[Dataset excerpts]

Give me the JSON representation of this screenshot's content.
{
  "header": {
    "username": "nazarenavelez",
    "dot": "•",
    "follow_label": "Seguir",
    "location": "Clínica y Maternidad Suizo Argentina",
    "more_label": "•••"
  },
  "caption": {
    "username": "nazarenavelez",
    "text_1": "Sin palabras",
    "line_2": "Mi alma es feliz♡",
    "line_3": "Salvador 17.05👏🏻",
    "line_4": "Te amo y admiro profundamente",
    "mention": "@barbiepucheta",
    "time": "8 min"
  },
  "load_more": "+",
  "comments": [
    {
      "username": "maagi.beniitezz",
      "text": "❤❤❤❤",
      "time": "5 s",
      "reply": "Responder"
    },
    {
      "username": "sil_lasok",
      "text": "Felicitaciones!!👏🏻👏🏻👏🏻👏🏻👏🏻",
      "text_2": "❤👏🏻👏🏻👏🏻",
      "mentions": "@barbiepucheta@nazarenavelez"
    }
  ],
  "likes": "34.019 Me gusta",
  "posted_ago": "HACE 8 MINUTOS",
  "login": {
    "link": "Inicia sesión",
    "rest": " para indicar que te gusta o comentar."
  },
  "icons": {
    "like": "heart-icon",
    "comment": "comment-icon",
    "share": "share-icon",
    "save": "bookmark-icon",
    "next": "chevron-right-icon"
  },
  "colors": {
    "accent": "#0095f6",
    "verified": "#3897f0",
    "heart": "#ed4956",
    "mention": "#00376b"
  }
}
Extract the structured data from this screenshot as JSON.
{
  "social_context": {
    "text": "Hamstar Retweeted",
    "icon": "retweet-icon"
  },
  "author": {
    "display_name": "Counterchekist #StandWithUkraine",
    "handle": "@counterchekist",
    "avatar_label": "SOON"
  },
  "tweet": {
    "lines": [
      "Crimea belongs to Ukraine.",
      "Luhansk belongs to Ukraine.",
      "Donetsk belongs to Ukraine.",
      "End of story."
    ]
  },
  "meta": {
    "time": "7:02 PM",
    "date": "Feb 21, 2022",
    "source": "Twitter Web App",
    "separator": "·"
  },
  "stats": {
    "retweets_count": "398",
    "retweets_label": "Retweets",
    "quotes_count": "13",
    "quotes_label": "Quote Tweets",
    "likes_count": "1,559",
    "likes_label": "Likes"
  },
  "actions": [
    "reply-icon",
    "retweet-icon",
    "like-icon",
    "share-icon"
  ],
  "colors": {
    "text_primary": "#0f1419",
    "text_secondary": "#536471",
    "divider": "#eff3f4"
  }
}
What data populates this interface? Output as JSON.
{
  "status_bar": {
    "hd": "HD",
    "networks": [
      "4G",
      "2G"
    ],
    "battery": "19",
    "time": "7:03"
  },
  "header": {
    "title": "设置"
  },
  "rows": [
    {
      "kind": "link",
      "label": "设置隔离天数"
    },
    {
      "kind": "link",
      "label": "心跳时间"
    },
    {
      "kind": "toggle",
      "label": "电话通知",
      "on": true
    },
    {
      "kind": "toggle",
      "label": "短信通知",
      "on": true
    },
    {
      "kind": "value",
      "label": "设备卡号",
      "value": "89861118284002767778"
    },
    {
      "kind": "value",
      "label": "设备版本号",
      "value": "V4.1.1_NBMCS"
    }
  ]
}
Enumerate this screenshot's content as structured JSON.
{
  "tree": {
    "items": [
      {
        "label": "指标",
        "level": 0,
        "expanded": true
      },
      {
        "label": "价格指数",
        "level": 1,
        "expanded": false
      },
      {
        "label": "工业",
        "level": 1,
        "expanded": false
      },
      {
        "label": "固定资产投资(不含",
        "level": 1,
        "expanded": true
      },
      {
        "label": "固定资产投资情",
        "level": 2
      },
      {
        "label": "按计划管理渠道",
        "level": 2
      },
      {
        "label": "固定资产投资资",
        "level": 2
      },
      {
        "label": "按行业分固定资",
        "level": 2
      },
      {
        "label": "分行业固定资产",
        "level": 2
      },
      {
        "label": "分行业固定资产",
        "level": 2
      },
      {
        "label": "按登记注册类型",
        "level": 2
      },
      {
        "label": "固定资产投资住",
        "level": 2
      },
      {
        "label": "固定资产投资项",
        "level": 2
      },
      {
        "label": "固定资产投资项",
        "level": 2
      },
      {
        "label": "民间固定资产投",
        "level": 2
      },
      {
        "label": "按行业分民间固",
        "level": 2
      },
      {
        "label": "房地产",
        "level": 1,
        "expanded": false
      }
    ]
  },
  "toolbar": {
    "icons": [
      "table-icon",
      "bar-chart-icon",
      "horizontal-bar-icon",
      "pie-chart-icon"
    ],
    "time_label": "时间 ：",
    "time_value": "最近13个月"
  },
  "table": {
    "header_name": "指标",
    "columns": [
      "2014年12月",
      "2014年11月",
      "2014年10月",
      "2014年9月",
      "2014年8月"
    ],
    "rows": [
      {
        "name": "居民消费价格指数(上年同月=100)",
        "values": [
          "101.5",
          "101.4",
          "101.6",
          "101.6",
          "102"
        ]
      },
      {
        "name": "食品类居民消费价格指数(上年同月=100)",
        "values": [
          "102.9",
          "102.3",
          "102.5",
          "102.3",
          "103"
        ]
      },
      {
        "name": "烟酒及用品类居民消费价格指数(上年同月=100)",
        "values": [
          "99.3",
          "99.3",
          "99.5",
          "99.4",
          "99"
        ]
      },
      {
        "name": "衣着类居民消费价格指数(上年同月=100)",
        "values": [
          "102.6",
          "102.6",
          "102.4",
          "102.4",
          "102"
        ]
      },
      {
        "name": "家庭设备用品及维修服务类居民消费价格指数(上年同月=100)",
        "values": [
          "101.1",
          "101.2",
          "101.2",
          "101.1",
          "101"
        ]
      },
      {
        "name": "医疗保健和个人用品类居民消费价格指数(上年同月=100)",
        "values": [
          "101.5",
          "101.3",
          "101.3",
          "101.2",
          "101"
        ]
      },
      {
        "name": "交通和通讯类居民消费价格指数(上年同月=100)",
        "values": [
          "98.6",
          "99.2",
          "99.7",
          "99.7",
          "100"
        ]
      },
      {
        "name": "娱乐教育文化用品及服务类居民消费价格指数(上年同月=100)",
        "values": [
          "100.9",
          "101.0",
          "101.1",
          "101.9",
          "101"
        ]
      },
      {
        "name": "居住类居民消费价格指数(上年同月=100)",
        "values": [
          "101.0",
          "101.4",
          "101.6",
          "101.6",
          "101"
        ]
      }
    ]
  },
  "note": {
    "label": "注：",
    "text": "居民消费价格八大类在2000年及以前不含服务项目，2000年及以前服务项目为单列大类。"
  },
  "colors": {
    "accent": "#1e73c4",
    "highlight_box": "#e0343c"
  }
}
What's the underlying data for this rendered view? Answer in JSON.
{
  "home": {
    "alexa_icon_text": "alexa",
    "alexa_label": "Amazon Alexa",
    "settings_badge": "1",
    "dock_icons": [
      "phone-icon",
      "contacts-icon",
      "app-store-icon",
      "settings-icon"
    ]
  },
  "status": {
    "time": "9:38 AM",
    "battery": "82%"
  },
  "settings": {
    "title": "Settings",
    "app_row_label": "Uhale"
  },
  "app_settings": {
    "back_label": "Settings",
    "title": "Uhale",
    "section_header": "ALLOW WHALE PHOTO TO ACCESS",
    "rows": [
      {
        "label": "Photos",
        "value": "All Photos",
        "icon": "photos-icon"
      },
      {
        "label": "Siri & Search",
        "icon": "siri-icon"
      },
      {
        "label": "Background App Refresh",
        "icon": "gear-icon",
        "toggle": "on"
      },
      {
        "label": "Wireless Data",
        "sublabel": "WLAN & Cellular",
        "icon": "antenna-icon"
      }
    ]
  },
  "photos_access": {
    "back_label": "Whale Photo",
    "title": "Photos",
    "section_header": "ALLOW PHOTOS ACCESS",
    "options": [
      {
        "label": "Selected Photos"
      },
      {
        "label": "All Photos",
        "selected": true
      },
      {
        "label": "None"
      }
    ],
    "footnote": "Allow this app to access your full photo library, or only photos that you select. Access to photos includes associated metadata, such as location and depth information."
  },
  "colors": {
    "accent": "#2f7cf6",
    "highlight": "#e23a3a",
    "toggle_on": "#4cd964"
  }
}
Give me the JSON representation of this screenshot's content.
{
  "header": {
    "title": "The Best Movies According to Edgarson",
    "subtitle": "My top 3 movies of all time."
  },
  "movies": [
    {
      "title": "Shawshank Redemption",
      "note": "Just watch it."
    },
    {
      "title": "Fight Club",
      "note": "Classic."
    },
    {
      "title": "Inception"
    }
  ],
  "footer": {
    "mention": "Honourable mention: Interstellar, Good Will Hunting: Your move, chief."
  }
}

## Task instructions
Which lines contain the word "screenshot"? Return each of them.

## Right answer
Give me the JSON representation of this screenshot's content.
Extract the structured data from this screenshot as JSON.
Enumerate this screenshot's content as structured JSON.
Give me the JSON representation of this screenshot's content.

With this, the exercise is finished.